> _WHAT TO DO_
The response should contain only those lines of the entries below that include the string "inflammatory".

> _DATA EXTRACT_
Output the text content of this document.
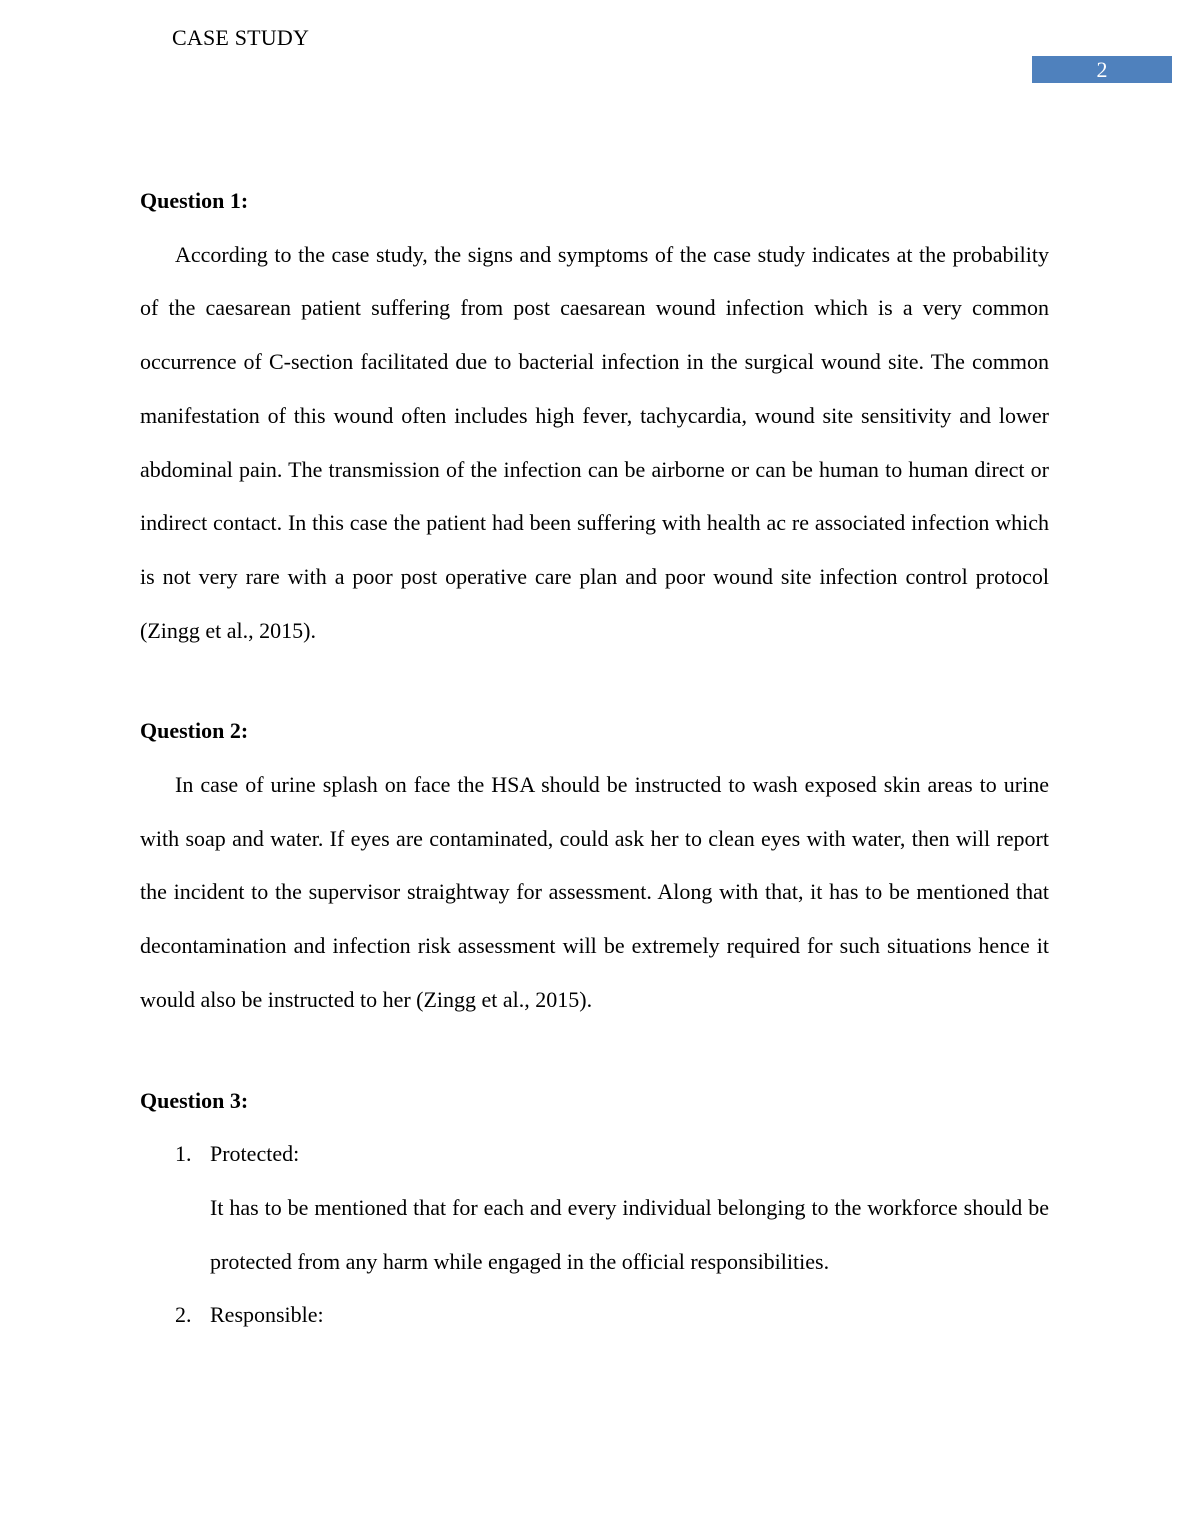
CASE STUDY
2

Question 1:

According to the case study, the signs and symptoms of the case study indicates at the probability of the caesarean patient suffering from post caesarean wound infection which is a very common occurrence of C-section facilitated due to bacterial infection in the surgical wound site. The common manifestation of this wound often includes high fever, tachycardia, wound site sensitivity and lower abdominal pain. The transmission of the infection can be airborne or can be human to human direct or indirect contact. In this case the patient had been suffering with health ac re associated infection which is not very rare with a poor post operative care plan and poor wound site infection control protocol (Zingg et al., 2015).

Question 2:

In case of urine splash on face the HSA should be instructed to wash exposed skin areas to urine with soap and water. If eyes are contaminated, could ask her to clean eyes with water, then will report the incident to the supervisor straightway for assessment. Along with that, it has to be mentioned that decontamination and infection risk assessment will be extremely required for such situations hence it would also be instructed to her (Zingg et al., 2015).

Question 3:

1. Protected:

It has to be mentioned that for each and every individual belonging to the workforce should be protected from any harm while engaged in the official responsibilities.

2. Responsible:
--
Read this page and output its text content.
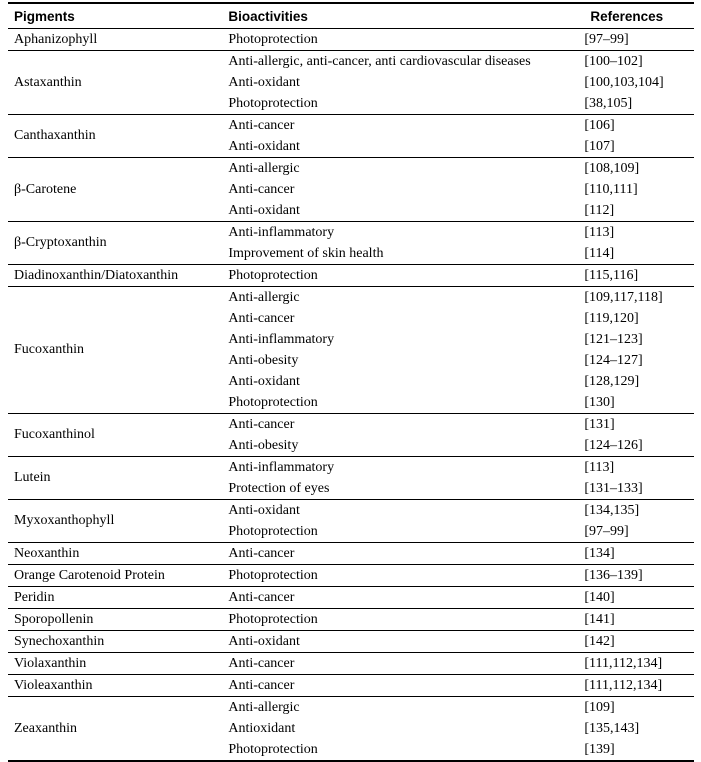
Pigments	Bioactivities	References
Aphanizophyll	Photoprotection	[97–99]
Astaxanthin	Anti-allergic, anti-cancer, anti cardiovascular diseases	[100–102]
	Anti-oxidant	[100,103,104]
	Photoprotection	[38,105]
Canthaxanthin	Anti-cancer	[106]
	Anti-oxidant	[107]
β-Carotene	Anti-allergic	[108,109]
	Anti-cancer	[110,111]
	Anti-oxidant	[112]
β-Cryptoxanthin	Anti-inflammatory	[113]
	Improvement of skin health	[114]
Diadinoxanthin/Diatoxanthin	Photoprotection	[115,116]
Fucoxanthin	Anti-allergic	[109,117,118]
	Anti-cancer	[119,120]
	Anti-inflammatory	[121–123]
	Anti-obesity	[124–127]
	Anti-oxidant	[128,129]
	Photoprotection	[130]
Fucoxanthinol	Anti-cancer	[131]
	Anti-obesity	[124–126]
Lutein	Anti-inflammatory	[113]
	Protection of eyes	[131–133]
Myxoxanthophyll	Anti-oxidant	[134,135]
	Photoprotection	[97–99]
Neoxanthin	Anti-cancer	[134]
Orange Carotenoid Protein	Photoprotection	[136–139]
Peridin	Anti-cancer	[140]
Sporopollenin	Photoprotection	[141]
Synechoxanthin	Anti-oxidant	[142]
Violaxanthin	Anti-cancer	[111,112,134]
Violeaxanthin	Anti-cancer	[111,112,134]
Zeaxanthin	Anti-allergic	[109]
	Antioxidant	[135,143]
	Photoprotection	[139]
--
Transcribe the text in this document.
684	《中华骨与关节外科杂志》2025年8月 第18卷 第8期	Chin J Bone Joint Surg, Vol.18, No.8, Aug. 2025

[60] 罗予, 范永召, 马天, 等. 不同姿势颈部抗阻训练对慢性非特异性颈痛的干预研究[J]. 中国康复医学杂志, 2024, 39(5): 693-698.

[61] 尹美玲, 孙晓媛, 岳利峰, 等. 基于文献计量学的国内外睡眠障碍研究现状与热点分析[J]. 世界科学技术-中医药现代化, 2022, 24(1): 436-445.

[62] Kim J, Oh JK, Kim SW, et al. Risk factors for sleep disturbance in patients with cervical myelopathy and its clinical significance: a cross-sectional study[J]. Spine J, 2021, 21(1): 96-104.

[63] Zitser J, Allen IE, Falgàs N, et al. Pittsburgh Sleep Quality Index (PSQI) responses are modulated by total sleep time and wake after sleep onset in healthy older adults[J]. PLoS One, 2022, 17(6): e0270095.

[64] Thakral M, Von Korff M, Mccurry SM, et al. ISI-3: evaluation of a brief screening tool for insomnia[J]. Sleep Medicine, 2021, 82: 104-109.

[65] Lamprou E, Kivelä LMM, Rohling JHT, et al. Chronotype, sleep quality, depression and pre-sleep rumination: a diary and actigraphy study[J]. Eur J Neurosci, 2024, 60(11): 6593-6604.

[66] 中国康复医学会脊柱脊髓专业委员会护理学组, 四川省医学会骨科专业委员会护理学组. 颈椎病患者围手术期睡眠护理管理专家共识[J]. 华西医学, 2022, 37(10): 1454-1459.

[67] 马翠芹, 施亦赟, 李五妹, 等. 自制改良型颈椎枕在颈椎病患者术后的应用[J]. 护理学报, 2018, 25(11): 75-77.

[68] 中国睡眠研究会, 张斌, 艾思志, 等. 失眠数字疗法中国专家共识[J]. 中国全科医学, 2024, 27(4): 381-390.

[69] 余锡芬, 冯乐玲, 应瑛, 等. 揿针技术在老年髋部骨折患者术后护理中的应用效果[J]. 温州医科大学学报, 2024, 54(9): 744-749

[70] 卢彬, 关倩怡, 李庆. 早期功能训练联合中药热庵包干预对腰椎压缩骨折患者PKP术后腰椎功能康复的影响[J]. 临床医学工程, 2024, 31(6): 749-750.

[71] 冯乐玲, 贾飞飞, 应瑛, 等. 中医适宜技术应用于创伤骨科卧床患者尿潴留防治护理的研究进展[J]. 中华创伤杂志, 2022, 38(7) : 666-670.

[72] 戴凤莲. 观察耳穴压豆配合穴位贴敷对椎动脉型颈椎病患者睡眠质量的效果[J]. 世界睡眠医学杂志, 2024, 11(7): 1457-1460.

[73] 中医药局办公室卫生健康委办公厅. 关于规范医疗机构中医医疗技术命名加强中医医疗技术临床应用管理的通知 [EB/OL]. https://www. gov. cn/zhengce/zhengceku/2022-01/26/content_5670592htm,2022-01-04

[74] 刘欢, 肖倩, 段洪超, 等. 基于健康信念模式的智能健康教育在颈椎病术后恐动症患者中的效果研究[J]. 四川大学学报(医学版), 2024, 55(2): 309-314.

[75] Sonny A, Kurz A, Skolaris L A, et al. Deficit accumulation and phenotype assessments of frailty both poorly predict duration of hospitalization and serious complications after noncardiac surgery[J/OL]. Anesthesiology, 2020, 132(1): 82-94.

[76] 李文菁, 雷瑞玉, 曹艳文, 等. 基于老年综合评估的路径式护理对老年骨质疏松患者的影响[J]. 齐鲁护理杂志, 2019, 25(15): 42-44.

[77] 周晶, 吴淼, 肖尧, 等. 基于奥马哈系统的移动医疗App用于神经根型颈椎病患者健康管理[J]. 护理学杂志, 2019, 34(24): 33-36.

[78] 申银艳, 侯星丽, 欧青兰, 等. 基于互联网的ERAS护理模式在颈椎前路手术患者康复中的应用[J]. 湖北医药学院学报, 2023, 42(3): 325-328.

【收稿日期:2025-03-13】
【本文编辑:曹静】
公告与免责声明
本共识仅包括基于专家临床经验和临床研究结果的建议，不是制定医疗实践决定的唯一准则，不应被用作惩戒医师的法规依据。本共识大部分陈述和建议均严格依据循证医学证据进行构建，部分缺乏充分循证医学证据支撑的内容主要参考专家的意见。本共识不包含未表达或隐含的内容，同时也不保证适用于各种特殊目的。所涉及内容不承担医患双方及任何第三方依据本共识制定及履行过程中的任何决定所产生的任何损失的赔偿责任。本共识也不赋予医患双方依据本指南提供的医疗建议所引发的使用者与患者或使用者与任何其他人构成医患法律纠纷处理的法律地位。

> _ANSWER FOR THE TASK_
β-Cryptoxanthin	Anti-inflammatory	[113]
	Anti-inflammatory	[121–123]
Lutein	Anti-inflammatory	[113]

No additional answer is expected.